→ WHAT THE EXERCISE ASKS
Check each line of the material. Copy those containing "Ирландия".

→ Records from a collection
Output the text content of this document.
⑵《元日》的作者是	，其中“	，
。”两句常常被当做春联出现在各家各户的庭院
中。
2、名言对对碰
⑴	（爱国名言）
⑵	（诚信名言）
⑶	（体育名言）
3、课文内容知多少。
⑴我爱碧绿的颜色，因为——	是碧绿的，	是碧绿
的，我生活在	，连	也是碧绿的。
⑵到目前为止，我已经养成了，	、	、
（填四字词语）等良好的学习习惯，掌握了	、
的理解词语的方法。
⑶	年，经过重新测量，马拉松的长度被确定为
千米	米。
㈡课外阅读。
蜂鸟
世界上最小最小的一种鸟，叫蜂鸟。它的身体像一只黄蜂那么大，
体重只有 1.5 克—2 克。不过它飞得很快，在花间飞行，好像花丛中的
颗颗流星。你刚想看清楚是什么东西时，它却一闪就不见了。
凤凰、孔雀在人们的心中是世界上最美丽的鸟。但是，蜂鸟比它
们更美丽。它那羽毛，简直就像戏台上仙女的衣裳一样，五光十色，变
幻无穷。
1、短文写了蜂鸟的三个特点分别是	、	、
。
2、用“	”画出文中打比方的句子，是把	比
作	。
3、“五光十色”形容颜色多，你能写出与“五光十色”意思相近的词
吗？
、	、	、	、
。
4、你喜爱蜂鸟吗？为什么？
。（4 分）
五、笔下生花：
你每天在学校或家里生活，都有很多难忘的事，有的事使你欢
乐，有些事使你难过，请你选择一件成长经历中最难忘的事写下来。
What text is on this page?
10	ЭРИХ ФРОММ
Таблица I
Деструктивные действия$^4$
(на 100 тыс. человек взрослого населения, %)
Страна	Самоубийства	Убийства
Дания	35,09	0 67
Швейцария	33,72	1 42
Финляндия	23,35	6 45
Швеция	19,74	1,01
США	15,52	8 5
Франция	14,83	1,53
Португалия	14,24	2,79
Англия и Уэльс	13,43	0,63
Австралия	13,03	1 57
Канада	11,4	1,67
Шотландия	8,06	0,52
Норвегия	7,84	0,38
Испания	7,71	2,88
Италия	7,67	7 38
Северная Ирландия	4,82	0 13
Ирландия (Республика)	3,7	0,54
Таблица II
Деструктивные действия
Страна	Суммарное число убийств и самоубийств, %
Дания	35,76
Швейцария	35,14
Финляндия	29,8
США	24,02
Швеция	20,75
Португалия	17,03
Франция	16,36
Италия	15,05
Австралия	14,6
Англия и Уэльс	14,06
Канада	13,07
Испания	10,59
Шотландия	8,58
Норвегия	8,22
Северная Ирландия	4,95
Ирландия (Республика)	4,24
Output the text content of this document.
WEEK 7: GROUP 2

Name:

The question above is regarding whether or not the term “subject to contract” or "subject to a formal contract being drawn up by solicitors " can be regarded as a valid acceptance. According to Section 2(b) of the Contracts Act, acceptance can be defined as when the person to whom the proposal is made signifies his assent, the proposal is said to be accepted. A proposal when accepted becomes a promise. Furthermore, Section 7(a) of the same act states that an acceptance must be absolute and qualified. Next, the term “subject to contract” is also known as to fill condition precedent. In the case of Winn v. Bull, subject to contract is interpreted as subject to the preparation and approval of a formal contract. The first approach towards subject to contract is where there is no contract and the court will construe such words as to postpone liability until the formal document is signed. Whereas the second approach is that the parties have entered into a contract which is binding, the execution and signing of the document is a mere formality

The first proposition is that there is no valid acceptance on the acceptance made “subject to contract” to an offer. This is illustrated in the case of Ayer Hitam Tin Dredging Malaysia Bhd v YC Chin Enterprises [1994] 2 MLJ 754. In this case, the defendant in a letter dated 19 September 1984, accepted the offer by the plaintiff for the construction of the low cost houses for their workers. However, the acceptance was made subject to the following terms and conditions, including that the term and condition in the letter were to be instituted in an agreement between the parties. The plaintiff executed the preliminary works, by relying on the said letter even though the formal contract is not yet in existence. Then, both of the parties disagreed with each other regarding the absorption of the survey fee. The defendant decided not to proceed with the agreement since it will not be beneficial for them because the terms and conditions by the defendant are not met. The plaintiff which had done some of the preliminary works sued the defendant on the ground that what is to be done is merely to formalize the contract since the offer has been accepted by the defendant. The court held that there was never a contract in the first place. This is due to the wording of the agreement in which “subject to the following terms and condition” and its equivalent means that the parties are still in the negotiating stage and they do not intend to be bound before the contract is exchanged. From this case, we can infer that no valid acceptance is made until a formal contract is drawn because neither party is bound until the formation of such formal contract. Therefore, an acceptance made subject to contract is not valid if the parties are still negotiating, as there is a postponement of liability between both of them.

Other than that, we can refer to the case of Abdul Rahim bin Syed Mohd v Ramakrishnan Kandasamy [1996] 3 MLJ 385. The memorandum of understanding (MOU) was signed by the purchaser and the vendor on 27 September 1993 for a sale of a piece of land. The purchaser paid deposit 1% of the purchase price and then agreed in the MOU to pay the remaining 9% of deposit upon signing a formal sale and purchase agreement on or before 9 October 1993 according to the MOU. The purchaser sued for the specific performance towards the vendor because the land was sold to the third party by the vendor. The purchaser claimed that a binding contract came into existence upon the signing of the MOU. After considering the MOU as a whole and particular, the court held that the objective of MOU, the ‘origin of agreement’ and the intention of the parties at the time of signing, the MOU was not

→ FULL RESPONSE
Северная Ирландия	4,82	0 13
Ирландия (Республика)	3,7	0,54
Северная Ирландия	4,95
Ирландия (Республика)	4,24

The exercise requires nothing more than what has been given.